--- BEGIN Given information ---

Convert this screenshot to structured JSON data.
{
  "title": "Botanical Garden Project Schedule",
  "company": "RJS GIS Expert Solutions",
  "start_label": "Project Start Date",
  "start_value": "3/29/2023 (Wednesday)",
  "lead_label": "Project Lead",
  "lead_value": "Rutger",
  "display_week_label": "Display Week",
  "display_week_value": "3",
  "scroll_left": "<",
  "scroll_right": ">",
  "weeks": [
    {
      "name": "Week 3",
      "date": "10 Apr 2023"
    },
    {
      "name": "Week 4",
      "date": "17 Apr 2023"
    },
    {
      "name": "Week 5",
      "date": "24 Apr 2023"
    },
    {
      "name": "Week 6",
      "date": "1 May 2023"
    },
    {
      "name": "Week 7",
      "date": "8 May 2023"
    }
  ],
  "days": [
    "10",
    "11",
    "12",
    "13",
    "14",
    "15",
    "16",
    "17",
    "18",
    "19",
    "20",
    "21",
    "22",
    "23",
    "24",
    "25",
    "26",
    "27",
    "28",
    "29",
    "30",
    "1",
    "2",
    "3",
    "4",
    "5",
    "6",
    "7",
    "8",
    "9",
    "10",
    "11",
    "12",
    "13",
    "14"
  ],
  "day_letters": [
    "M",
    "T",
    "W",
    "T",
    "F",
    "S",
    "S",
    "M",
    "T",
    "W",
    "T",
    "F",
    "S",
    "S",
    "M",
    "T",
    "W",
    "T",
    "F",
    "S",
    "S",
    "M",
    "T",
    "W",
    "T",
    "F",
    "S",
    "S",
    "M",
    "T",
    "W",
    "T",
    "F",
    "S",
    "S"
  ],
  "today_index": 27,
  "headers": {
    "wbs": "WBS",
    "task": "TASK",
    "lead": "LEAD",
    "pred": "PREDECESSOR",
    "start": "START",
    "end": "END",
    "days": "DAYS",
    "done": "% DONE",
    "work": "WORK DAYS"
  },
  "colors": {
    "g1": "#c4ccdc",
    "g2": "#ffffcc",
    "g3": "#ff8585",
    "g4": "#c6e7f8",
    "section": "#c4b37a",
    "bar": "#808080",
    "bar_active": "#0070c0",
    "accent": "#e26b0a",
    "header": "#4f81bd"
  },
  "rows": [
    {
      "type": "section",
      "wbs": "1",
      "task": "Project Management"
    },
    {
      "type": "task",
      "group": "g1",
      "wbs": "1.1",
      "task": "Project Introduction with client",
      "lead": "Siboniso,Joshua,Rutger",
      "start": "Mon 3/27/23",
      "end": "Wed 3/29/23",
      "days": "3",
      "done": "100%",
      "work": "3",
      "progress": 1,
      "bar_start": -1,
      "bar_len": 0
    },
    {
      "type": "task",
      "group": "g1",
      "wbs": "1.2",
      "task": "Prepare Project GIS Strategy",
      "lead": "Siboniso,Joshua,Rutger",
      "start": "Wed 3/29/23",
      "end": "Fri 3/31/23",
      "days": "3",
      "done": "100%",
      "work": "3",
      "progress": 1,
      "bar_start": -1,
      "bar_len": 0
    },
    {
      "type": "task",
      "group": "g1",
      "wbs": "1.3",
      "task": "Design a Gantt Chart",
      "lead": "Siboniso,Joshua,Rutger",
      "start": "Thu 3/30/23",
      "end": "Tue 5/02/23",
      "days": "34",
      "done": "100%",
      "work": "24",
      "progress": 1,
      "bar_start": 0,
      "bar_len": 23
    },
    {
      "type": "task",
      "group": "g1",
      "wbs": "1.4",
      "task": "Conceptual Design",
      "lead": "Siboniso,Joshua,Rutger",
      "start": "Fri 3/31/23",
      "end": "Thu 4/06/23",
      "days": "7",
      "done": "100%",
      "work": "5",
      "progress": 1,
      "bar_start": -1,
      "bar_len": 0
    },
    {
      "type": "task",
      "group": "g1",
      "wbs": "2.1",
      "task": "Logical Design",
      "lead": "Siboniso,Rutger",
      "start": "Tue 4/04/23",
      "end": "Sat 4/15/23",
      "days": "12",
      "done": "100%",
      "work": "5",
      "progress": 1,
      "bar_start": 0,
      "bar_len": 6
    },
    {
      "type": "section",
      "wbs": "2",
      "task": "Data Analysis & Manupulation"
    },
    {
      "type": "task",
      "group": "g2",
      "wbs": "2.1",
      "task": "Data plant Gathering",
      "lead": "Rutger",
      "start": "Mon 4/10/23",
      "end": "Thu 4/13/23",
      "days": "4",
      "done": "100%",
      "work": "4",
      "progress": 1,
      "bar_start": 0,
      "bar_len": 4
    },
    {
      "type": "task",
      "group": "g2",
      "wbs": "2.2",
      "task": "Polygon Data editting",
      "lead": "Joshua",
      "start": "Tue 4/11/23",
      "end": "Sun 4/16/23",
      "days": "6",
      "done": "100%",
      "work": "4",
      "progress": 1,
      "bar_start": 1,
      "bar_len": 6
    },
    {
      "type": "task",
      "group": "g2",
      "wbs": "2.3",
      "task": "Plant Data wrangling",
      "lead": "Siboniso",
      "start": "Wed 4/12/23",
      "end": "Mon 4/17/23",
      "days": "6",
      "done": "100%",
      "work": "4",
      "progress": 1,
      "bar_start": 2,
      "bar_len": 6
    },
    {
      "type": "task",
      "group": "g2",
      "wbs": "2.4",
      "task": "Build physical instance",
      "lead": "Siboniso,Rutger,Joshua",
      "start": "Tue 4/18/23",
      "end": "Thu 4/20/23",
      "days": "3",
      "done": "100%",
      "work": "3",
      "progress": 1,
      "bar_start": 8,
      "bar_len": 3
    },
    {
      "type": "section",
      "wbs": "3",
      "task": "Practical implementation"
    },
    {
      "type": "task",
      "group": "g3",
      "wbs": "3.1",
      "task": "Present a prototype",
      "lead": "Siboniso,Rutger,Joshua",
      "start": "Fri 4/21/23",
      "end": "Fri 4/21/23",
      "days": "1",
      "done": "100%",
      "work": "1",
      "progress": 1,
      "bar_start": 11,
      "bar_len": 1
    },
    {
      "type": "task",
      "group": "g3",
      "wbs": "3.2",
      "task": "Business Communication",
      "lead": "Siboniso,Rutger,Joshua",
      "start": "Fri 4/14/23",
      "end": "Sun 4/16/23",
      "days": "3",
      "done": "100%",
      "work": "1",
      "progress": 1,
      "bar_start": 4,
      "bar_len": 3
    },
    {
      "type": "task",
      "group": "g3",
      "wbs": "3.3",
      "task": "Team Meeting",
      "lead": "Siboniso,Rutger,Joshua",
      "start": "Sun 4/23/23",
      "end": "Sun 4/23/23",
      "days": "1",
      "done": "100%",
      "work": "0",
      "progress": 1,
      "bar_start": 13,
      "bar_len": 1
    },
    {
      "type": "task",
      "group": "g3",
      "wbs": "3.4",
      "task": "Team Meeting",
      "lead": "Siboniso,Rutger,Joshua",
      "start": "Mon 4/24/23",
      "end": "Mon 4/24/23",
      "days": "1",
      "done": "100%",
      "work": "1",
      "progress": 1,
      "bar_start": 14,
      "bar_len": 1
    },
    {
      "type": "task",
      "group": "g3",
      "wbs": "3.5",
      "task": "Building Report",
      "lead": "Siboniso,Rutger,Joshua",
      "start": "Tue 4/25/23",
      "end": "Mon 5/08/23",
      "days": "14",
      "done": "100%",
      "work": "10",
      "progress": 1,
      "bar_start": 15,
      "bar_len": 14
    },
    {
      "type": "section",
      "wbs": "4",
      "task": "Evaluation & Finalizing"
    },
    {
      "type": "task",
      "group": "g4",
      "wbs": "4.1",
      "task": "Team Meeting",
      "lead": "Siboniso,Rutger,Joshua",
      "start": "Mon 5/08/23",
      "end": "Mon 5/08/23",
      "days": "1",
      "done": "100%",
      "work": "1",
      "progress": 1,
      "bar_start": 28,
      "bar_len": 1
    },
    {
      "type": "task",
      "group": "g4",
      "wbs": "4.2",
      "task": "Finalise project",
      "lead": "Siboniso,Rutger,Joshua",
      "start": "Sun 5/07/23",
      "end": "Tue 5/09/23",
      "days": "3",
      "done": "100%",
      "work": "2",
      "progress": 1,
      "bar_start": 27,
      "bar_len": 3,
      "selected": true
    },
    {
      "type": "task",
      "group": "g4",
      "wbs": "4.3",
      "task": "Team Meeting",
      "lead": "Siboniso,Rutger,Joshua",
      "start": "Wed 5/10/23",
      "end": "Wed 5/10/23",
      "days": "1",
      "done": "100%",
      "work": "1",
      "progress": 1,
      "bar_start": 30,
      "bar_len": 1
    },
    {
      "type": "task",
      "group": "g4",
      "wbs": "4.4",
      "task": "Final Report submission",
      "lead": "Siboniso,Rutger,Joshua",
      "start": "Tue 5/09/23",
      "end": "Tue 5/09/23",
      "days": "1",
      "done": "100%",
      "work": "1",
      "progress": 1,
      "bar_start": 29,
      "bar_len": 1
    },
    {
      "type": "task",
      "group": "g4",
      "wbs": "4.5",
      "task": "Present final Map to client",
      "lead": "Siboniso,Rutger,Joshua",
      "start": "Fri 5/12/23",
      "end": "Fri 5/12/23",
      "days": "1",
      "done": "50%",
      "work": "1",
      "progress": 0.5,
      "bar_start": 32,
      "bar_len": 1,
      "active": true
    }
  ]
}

--- END Given information ---

§ Request: Copy every line that contains the string "Report".

§ Response to this task:
      "task": "Building Report",
      "task": "Final Report submission",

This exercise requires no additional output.